Problem to work on >> Copy out each line exactly as it appears.

[Records from a data collection]
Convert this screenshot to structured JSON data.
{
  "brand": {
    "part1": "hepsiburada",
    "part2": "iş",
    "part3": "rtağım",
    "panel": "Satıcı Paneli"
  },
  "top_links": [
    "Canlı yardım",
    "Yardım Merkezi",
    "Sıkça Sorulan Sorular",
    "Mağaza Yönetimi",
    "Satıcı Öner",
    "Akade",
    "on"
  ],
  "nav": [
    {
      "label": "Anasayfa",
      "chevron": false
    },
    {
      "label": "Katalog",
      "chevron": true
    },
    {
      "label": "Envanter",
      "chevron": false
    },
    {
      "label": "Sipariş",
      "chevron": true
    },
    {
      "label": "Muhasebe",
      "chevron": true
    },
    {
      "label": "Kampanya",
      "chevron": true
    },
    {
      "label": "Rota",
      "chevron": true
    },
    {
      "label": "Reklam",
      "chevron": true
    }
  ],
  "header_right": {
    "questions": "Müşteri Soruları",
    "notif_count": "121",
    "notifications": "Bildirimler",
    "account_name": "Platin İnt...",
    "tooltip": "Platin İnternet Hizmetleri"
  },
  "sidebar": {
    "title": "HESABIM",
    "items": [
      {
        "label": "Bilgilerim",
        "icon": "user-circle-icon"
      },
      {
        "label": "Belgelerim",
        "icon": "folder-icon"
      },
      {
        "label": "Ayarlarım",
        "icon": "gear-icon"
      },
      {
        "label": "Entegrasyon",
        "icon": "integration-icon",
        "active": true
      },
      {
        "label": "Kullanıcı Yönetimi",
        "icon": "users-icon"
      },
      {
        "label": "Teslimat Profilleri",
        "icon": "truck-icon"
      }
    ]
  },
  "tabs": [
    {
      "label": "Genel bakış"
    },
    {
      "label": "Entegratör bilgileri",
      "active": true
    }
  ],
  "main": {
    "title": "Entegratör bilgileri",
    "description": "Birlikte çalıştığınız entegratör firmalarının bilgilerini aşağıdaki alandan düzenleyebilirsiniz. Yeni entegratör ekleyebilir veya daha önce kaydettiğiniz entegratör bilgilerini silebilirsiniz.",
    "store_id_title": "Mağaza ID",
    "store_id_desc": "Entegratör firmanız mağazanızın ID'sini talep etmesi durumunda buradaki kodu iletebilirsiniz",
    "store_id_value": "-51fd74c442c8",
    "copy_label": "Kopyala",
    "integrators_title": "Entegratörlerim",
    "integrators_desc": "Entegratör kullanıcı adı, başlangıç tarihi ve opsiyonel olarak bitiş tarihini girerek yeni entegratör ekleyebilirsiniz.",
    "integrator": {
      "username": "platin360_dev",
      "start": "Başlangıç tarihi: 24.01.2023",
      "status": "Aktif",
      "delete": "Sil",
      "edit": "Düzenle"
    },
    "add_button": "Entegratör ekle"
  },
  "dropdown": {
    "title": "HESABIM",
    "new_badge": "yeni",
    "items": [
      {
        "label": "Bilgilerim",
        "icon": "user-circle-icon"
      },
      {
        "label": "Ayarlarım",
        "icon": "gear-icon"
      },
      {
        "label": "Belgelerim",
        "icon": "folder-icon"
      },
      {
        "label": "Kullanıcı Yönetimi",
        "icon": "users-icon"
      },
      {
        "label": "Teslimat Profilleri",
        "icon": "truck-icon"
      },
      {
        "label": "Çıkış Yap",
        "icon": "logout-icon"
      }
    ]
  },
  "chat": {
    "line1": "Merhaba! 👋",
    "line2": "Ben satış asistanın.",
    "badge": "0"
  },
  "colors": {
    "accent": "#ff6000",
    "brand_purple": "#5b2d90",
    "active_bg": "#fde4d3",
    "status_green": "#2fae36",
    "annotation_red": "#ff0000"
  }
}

Result >>
Convert this screenshot to structured JSON data.
{
  "brand": {
    "part1": "hepsiburada",
    "part2": "iş",
    "part3": "rtağım",
    "panel": "Satıcı Paneli"
  },
  "top_links": [
    "Canlı yardım",
    "Yardım Merkezi",
    "Sıkça Sorulan Sorular",
    "Mağaza Yönetimi",
    "Satıcı Öner",
    "Akade",
    "on"
  ],
  "nav": [
    {
      "label": "Anasayfa",
      "chevron": false
    },
    {
      "label": "Katalog",
      "chevron": true
    },
    {
      "label": "Envanter",
      "chevron": false
    },
    {
      "label": "Sipariş",
      "chevron": true
    },
    {
      "label": "Muhasebe",
      "chevron": true
    },
    {
      "label": "Kampanya",
      "chevron": true
    },
    {
      "label": "Rota",
      "chevron": true
    },
    {
      "label": "Reklam",
      "chevron": true
    }
  ],
  "header_right": {
    "questions": "Müşteri Soruları",
    "notif_count": "121",
    "notifications": "Bildirimler",
    "account_name": "Platin İnt...",
    "tooltip": "Platin İnternet Hizmetleri"
  },
  "sidebar": {
    "title": "HESABIM",
    "items": [
      {
        "label": "Bilgilerim",
        "icon": "user-circle-icon"
      },
      {
        "label": "Belgelerim",
        "icon": "folder-icon"
      },
      {
        "label": "Ayarlarım",
        "icon": "gear-icon"
      },
      {
        "label": "Entegrasyon",
        "icon": "integration-icon",
        "active": true
      },
      {
        "label": "Kullanıcı Yönetimi",
        "icon": "users-icon"
      },
      {
        "label": "Teslimat Profilleri",
        "icon": "truck-icon"
      }
    ]
  },
  "tabs": [
    {
      "label": "Genel bakış"
    },
    {
      "label": "Entegratör bilgileri",
      "active": true
    }
  ],
  "main": {
    "title": "Entegratör bilgileri",
    "description": "Birlikte çalıştığınız entegratör firmalarının bilgilerini aşağıdaki alandan düzenleyebilirsiniz. Yeni entegratör ekleyebilir veya daha önce kaydettiğiniz entegratör bilgilerini silebilirsiniz.",
    "store_id_title": "Mağaza ID",
    "store_id_desc": "Entegratör firmanız mağazanızın ID'sini talep etmesi durumunda buradaki kodu iletebilirsiniz",
    "store_id_value": "-51fd74c442c8",
    "copy_label": "Kopyala",
    "integrators_title": "Entegratörlerim",
    "integrators_desc": "Entegratör kullanıcı adı, başlangıç tarihi ve opsiyonel olarak bitiş tarihini girerek yeni entegratör ekleyebilirsiniz.",
    "integrator": {
      "username": "platin360_dev",
      "start": "Başlangıç tarihi: 24.01.2023",
      "status": "Aktif",
      "delete": "Sil",
      "edit": "Düzenle"
    },
    "add_button": "Entegratör ekle"
  },
  "dropdown": {
    "title": "HESABIM",
    "new_badge": "yeni",
    "items": [
      {
        "label": "Bilgilerim",
        "icon": "user-circle-icon"
      },
      {
        "label": "Ayarlarım",
        "icon": "gear-icon"
      },
      {
        "label": "Belgelerim",
        "icon": "folder-icon"
      },
      {
        "label": "Kullanıcı Yönetimi",
        "icon": "users-icon"
      },
      {
        "label": "Teslimat Profilleri",
        "icon": "truck-icon"
      },
      {
        "label": "Çıkış Yap",
        "icon": "logout-icon"
      }
    ]
  },
  "chat": {
    "line1": "Merhaba! 👋",
    "line2": "Ben satış asistanın.",
    "badge": "0"
  },
  "colors": {
    "accent": "#ff6000",
    "brand_purple": "#5b2d90",
    "active_bg": "#fde4d3",
    "status_green": "#2fae36",
    "annotation_red": "#ff0000"
  }
}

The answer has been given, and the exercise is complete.